## Set exercise
Make an exact copy of the entries below.

Figure dataset records
****

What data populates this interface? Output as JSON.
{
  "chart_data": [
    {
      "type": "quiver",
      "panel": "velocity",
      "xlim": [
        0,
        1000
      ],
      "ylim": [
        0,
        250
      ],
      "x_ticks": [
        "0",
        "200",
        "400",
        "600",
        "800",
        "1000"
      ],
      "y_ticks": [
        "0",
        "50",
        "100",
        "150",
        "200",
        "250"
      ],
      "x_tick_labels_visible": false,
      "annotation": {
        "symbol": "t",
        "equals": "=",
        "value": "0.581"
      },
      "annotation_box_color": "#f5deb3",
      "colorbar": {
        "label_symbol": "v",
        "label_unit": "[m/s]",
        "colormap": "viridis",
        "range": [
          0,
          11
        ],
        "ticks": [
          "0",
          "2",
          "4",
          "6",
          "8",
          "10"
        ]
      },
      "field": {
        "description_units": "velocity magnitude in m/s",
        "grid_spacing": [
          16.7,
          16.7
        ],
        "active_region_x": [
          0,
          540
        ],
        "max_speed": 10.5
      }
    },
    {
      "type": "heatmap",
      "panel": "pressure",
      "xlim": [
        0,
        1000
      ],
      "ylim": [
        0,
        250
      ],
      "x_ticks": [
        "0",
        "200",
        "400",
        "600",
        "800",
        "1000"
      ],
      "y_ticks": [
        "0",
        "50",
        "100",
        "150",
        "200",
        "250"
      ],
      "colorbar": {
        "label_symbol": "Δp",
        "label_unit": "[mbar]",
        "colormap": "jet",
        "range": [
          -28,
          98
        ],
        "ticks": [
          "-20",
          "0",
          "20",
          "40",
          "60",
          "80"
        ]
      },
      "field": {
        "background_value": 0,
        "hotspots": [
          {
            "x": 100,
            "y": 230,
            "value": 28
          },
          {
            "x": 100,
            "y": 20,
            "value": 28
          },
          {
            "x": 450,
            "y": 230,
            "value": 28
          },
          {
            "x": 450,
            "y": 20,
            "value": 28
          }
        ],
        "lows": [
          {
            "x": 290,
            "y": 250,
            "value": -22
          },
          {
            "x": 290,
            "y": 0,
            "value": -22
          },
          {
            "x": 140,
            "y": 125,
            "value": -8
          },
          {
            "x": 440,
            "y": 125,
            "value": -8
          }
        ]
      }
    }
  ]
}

****

## Response to this task
What data populates this interface? Output as JSON.
{
  "chart_data": [
    {
      "type": "quiver",
      "panel": "velocity",
      "xlim": [
        0,
        1000
      ],
      "ylim": [
        0,
        250
      ],
      "x_ticks": [
        "0",
        "200",
        "400",
        "600",
        "800",
        "1000"
      ],
      "y_ticks": [
        "0",
        "50",
        "100",
        "150",
        "200",
        "250"
      ],
      "x_tick_labels_visible": false,
      "annotation": {
        "symbol": "t",
        "equals": "=",
        "value": "0.581"
      },
      "annotation_box_color": "#f5deb3",
      "colorbar": {
        "label_symbol": "v",
        "label_unit": "[m/s]",
        "colormap": "viridis",
        "range": [
          0,
          11
        ],
        "ticks": [
          "0",
          "2",
          "4",
          "6",
          "8",
          "10"
        ]
      },
      "field": {
        "description_units": "velocity magnitude in m/s",
        "grid_spacing": [
          16.7,
          16.7
        ],
        "active_region_x": [
          0,
          540
        ],
        "max_speed": 10.5
      }
    },
    {
      "type": "heatmap",
      "panel": "pressure",
      "xlim": [
        0,
        1000
      ],
      "ylim": [
        0,
        250
      ],
      "x_ticks": [
        "0",
        "200",
        "400",
        "600",
        "800",
        "1000"
      ],
      "y_ticks": [
        "0",
        "50",
        "100",
        "150",
        "200",
        "250"
      ],
      "colorbar": {
        "label_symbol": "Δp",
        "label_unit": "[mbar]",
        "colormap": "jet",
        "range": [
          -28,
          98
        ],
        "ticks": [
          "-20",
          "0",
          "20",
          "40",
          "60",
          "80"
        ]
      },
      "field": {
        "background_value": 0,
        "hotspots": [
          {
            "x": 100,
            "y": 230,
            "value": 28
          },
          {
            "x": 100,
            "y": 20,
            "value": 28
          },
          {
            "x": 450,
            "y": 230,
            "value": 28
          },
          {
            "x": 450,
            "y": 20,
            "value": 28
          }
        ],
        "lows": [
          {
            "x": 290,
            "y": 250,
            "value": -22
          },
          {
            "x": 290,
            "y": 0,
            "value": -22
          },
          {
            "x": 140,
            "y": 125,
            "value": -8
          },
          {
            "x": 440,
            "y": 125,
            "value": -8
          }
        ]
      }
    }
  ]
}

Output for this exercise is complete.